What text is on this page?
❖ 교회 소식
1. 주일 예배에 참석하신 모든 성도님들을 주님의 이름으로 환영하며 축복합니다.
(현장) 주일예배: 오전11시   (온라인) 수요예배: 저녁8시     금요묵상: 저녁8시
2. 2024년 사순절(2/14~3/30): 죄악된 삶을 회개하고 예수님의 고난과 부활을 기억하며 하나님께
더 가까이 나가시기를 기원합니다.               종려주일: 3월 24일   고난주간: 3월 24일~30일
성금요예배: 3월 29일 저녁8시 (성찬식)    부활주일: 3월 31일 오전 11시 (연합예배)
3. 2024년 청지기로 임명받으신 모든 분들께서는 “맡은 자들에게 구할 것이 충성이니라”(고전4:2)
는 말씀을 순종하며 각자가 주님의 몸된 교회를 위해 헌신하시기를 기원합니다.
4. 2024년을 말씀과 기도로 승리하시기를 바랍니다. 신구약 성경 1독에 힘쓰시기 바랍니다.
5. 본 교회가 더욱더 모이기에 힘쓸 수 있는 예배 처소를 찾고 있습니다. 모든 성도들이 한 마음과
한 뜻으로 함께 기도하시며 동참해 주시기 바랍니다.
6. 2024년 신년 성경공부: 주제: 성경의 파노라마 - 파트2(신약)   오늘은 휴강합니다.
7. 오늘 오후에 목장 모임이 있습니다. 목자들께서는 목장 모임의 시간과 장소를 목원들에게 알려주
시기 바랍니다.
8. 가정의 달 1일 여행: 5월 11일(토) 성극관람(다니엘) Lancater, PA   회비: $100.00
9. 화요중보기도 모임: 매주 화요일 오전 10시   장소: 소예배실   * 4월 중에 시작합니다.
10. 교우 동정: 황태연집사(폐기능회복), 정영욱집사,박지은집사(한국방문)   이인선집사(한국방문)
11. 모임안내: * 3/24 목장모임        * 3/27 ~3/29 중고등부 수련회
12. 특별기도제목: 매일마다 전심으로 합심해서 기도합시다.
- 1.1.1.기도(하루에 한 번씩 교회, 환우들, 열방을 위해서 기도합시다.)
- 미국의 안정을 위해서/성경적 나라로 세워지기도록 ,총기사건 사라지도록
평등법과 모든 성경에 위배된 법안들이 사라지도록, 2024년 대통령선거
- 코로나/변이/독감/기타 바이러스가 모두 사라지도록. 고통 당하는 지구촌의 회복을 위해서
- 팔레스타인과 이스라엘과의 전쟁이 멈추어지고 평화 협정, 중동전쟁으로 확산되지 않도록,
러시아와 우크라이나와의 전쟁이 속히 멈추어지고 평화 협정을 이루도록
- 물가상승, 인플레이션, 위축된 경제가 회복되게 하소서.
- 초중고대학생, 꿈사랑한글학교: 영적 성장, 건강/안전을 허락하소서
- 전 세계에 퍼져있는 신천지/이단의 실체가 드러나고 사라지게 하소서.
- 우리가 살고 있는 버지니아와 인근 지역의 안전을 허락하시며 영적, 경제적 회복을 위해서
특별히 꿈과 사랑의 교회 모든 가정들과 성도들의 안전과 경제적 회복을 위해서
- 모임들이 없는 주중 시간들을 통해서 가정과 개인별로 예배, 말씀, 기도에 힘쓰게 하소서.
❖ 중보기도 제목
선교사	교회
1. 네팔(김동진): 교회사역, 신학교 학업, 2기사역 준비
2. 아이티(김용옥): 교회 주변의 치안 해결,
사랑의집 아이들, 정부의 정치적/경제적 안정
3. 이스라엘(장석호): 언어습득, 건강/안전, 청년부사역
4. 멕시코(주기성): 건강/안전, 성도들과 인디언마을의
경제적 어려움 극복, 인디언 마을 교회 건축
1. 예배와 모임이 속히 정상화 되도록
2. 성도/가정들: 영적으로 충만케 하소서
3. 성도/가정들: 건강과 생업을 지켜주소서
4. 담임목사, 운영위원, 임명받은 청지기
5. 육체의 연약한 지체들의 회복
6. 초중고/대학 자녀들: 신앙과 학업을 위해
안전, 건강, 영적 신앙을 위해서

━━━

Stated goal:
Extract, word for word, each line of the listing above.

Full solution:
What text is on this page?
❖ 교회 소식
1. 주일 예배에 참석하신 모든 성도님들을 주님의 이름으로 환영하며 축복합니다.
(현장) 주일예배: 오전11시   (온라인) 수요예배: 저녁8시     금요묵상: 저녁8시
2. 2024년 사순절(2/14~3/30): 죄악된 삶을 회개하고 예수님의 고난과 부활을 기억하며 하나님께
더 가까이 나가시기를 기원합니다.               종려주일: 3월 24일   고난주간: 3월 24일~30일
성금요예배: 3월 29일 저녁8시 (성찬식)    부활주일: 3월 31일 오전 11시 (연합예배)
3. 2024년 청지기로 임명받으신 모든 분들께서는 “맡은 자들에게 구할 것이 충성이니라”(고전4:2)
는 말씀을 순종하며 각자가 주님의 몸된 교회를 위해 헌신하시기를 기원합니다.
4. 2024년을 말씀과 기도로 승리하시기를 바랍니다. 신구약 성경 1독에 힘쓰시기 바랍니다.
5. 본 교회가 더욱더 모이기에 힘쓸 수 있는 예배 처소를 찾고 있습니다. 모든 성도들이 한 마음과
한 뜻으로 함께 기도하시며 동참해 주시기 바랍니다.
6. 2024년 신년 성경공부: 주제: 성경의 파노라마 - 파트2(신약)   오늘은 휴강합니다.
7. 오늘 오후에 목장 모임이 있습니다. 목자들께서는 목장 모임의 시간과 장소를 목원들에게 알려주
시기 바랍니다.
8. 가정의 달 1일 여행: 5월 11일(토) 성극관람(다니엘) Lancater, PA   회비: $100.00
9. 화요중보기도 모임: 매주 화요일 오전 10시   장소: 소예배실   * 4월 중에 시작합니다.
10. 교우 동정: 황태연집사(폐기능회복), 정영욱집사,박지은집사(한국방문)   이인선집사(한국방문)
11. 모임안내: * 3/24 목장모임        * 3/27 ~3/29 중고등부 수련회
12. 특별기도제목: 매일마다 전심으로 합심해서 기도합시다.
- 1.1.1.기도(하루에 한 번씩 교회, 환우들, 열방을 위해서 기도합시다.)
- 미국의 안정을 위해서/성경적 나라로 세워지기도록 ,총기사건 사라지도록
평등법과 모든 성경에 위배된 법안들이 사라지도록, 2024년 대통령선거
- 코로나/변이/독감/기타 바이러스가 모두 사라지도록. 고통 당하는 지구촌의 회복을 위해서
- 팔레스타인과 이스라엘과의 전쟁이 멈추어지고 평화 협정, 중동전쟁으로 확산되지 않도록,
러시아와 우크라이나와의 전쟁이 속히 멈추어지고 평화 협정을 이루도록
- 물가상승, 인플레이션, 위축된 경제가 회복되게 하소서.
- 초중고대학생, 꿈사랑한글학교: 영적 성장, 건강/안전을 허락하소서
- 전 세계에 퍼져있는 신천지/이단의 실체가 드러나고 사라지게 하소서.
- 우리가 살고 있는 버지니아와 인근 지역의 안전을 허락하시며 영적, 경제적 회복을 위해서
특별히 꿈과 사랑의 교회 모든 가정들과 성도들의 안전과 경제적 회복을 위해서
- 모임들이 없는 주중 시간들을 통해서 가정과 개인별로 예배, 말씀, 기도에 힘쓰게 하소서.
❖ 중보기도 제목
선교사	교회
1. 네팔(김동진): 교회사역, 신학교 학업, 2기사역 준비
2. 아이티(김용옥): 교회 주변의 치안 해결,
사랑의집 아이들, 정부의 정치적/경제적 안정
3. 이스라엘(장석호): 언어습득, 건강/안전, 청년부사역
4. 멕시코(주기성): 건강/안전, 성도들과 인디언마을의
경제적 어려움 극복, 인디언 마을 교회 건축
1. 예배와 모임이 속히 정상화 되도록
2. 성도/가정들: 영적으로 충만케 하소서
3. 성도/가정들: 건강과 생업을 지켜주소서
4. 담임목사, 운영위원, 임명받은 청지기
5. 육체의 연약한 지체들의 회복
6. 초중고/대학 자녀들: 신앙과 학업을 위해
안전, 건강, 영적 신앙을 위해서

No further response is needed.